__Excerpt provided__
☆ ☆ ☆
T Distribution in R: Complete Guide

The t distribution solves a fundamental problem in statistics: what happens when you don't know the population standard deviation and have to estimate it from your sample? William Sealy Gosset...

Key Insights

  • The t distribution is your go-to when working with small samples or unknown population variance—it accounts for the extra uncertainty that the normal distribution ignores in these situations.
  • R provides four essential functions (dt(), pt(), qt(), rt()) that handle every t distribution calculation you’ll need, from density values to random sampling.
  • Always verify normality assumptions before running t-tests; a Shapiro-Wilk test combined with Q-Q plots takes seconds and prevents misleading conclusions.

Introduction to the T Distribution

The t distribution solves a fundamental problem in statistics: what happens when you don’t know the population standard deviation and have to estimate it from your sample? William Sealy Gosset developed it in 1908 while working at Guinness Brewery, publishing under the pseudonym “Student”—hence the name “Student’s t distribution.”

Use the t distribution when your sample size is small (typically n < 30) or when you’re estimating population variance from sample data. As sample size increases, the t distribution converges to the normal distribution, but for smaller samples, it has heavier tails that account for additional uncertainty.
☆ ☆ ☆
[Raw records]
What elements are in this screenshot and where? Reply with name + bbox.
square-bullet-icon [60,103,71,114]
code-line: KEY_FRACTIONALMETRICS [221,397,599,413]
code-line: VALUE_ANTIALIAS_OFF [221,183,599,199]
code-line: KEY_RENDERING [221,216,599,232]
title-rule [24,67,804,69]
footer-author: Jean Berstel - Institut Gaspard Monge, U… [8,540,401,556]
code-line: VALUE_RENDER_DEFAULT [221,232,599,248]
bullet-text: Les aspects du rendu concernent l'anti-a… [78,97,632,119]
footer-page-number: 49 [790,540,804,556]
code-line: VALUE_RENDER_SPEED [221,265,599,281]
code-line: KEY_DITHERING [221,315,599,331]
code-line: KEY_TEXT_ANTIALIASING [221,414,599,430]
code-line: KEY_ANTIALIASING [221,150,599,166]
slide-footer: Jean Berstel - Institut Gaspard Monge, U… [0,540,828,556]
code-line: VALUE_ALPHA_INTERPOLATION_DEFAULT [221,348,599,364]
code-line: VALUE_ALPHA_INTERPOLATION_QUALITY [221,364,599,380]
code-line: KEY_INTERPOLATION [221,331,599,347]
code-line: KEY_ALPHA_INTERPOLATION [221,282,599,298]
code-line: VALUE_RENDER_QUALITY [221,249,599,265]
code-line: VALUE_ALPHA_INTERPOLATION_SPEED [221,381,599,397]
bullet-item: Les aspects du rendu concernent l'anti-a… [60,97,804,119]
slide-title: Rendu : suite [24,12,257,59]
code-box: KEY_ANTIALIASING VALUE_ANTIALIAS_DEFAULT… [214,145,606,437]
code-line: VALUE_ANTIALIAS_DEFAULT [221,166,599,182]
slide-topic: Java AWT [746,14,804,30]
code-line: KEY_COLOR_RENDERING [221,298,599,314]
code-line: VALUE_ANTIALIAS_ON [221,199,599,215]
☆ ☆ ☆
__Task directions__
Summarize the guide to the t distribution in R in two sentences. The records play no part in the task that follows them.

__Output of the task__
The t distribution addresses the case where the population standard deviation is unknown and must be estimated from the sample, and William Sealy Gosset developed it in 1908 at Guinness Brewery under the pseudonym "Student." It is used for small samples or estimated population variance, it converges to the normal distribution as sample size grows, and R handles its calculations with the functions dt(), pt(), qt(), and rt().